* Available data:
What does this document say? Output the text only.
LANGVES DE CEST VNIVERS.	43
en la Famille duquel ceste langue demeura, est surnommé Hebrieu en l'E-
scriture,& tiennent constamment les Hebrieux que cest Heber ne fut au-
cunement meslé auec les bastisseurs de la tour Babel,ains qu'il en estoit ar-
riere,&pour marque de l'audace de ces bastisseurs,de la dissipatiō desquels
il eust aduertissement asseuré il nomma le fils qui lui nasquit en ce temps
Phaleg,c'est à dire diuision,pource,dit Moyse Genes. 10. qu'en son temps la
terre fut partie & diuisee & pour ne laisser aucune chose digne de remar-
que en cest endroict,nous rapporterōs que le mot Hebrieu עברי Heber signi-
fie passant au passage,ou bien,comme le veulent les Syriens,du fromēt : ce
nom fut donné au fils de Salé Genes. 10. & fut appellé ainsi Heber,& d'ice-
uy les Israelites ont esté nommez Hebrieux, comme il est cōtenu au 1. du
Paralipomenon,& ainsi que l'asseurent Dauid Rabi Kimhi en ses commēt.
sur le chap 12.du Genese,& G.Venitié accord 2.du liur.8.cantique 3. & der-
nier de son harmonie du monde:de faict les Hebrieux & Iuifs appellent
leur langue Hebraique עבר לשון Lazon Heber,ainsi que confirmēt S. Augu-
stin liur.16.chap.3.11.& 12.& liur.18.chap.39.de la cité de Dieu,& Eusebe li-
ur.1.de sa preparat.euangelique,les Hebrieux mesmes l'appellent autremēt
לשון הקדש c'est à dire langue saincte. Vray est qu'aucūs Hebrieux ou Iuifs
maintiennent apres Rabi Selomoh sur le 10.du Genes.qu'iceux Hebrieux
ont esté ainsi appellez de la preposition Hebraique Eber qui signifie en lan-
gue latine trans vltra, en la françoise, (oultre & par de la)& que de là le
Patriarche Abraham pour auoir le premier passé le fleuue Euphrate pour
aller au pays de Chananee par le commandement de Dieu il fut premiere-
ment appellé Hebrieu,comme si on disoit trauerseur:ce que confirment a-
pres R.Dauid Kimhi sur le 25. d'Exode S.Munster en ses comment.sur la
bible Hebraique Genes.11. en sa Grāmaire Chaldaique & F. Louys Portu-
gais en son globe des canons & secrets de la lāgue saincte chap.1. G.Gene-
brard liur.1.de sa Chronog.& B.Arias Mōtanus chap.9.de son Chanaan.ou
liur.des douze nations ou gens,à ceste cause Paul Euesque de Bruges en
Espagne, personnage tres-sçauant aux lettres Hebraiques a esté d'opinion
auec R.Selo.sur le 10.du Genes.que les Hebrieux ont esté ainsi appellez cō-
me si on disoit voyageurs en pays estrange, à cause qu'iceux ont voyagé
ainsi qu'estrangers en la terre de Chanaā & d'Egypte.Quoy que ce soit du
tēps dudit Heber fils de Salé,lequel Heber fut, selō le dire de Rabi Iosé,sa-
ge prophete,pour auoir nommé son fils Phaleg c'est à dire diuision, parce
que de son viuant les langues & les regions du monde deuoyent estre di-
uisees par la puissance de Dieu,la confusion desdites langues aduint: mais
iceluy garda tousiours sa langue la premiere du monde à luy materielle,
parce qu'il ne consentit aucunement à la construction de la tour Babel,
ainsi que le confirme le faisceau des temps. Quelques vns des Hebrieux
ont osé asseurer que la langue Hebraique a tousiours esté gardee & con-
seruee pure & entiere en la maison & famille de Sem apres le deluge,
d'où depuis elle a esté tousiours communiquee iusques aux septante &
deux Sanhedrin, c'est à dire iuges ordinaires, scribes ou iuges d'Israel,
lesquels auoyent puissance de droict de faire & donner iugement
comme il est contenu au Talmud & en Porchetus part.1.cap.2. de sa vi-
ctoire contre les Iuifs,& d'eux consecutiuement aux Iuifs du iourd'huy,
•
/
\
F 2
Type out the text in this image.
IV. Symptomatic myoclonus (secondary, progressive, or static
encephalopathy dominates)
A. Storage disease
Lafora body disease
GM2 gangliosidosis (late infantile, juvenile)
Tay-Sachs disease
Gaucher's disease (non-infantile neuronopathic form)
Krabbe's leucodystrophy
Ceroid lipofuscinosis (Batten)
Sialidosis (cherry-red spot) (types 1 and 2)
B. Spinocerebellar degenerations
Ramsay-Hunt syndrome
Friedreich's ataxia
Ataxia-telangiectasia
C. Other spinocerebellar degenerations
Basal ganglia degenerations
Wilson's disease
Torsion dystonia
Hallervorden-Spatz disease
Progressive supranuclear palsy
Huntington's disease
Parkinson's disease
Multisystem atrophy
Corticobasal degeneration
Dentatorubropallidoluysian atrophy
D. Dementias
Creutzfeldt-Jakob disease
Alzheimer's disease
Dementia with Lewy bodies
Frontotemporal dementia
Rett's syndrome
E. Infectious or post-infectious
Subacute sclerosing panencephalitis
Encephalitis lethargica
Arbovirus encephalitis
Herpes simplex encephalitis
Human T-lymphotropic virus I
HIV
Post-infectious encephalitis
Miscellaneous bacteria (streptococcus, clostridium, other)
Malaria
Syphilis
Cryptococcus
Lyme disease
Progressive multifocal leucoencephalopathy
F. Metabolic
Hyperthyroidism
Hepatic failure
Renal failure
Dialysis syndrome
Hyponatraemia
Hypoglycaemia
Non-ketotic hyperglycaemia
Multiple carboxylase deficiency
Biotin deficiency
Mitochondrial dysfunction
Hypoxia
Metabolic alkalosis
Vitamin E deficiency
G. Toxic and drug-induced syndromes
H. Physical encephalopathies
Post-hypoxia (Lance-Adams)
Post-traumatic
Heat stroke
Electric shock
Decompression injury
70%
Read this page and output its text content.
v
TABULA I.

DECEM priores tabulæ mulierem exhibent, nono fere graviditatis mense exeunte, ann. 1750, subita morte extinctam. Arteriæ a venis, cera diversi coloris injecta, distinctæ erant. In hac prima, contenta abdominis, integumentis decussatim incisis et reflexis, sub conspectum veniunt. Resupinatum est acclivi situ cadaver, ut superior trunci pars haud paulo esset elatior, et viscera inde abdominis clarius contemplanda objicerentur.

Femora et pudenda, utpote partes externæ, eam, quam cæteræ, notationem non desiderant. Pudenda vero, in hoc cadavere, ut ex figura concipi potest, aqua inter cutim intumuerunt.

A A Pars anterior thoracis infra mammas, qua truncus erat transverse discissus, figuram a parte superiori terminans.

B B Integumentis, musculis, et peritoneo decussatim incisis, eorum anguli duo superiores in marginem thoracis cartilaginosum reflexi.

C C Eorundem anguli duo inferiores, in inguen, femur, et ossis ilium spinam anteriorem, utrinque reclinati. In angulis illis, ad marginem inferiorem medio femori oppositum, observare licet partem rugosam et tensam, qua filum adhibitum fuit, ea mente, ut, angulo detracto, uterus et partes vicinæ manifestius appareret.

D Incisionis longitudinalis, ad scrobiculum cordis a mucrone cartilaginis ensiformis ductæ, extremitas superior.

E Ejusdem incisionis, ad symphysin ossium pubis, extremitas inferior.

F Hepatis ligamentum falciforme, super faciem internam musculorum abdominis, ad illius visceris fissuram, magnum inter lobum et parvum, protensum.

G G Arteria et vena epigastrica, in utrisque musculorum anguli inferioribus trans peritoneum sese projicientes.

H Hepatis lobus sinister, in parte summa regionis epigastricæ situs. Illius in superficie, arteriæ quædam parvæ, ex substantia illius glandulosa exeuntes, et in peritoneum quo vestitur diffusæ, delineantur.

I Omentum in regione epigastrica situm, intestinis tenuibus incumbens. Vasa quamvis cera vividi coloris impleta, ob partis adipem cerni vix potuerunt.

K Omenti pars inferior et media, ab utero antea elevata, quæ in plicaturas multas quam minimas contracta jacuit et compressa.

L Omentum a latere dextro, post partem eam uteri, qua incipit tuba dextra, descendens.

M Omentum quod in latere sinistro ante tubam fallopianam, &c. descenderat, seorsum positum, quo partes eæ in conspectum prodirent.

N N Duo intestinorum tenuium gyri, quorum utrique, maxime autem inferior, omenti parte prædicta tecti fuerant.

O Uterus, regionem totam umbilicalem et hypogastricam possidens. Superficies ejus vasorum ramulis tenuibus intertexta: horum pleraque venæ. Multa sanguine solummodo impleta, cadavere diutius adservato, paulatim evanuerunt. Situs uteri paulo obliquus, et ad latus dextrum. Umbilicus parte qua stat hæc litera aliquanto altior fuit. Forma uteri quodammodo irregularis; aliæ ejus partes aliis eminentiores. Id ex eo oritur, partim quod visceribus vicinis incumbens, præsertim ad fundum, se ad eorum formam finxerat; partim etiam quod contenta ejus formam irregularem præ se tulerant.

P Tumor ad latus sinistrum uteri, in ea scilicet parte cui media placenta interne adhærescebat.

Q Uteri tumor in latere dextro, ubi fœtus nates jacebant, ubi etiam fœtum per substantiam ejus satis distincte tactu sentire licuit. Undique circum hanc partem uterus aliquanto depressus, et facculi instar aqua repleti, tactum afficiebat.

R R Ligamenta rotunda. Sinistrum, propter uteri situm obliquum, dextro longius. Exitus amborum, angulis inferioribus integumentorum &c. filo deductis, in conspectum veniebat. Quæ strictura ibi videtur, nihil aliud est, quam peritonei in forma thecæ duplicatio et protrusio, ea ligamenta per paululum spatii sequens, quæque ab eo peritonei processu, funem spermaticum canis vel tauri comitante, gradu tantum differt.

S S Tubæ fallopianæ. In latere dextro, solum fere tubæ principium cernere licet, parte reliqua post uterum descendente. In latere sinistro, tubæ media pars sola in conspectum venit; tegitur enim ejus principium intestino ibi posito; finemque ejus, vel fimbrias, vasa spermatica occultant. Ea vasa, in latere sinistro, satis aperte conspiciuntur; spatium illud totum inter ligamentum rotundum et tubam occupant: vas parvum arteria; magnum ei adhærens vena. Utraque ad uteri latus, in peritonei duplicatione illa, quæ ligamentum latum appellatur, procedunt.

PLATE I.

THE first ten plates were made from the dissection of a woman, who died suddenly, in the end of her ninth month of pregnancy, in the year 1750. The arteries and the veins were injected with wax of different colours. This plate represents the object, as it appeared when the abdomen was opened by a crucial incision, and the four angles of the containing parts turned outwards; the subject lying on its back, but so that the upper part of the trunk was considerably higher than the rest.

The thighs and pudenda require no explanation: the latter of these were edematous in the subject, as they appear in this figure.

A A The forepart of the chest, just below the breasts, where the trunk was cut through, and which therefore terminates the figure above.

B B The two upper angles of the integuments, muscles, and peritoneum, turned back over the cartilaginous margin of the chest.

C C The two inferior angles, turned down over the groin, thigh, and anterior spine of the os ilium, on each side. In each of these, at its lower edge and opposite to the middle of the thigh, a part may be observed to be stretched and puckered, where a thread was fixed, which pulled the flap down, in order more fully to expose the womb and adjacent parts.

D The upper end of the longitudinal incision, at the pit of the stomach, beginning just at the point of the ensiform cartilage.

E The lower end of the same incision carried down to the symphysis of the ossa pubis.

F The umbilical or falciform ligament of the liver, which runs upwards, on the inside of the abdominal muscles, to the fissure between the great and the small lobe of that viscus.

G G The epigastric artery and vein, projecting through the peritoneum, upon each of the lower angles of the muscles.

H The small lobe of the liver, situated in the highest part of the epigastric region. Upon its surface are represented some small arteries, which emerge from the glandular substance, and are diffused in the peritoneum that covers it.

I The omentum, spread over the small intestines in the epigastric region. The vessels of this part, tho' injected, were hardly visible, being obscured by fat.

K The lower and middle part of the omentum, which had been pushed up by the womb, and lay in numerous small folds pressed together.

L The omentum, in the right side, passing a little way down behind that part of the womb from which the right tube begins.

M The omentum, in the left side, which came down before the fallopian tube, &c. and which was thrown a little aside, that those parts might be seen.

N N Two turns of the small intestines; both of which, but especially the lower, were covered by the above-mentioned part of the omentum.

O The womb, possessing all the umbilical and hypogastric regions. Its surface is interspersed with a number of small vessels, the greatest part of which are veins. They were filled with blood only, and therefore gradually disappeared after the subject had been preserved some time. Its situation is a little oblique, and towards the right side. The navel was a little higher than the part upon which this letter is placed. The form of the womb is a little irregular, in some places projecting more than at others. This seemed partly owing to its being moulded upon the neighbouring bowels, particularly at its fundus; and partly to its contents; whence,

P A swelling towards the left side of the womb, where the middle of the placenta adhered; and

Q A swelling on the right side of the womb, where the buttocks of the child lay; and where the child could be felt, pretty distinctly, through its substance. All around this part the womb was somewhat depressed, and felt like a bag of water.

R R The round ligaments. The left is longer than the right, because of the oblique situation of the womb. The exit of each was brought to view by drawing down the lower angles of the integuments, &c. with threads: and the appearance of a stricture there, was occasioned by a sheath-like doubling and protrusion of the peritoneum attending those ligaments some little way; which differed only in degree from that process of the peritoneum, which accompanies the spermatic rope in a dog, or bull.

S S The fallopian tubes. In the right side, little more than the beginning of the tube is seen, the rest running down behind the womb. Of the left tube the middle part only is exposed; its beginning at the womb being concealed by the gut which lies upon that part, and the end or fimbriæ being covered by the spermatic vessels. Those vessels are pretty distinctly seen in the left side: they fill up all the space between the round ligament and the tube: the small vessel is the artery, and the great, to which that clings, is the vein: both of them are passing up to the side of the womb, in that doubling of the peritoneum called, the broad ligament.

* Activity: If a line of the entries holds the word "appellé", copy it out.

* Written answer:
nom fut donné au fils de Salé Genes. 10. & fut appellé ainsi Heber,& d'ice-
ment appellé Hebrieu,comme si on disoit trauerseur:ce que confirment a-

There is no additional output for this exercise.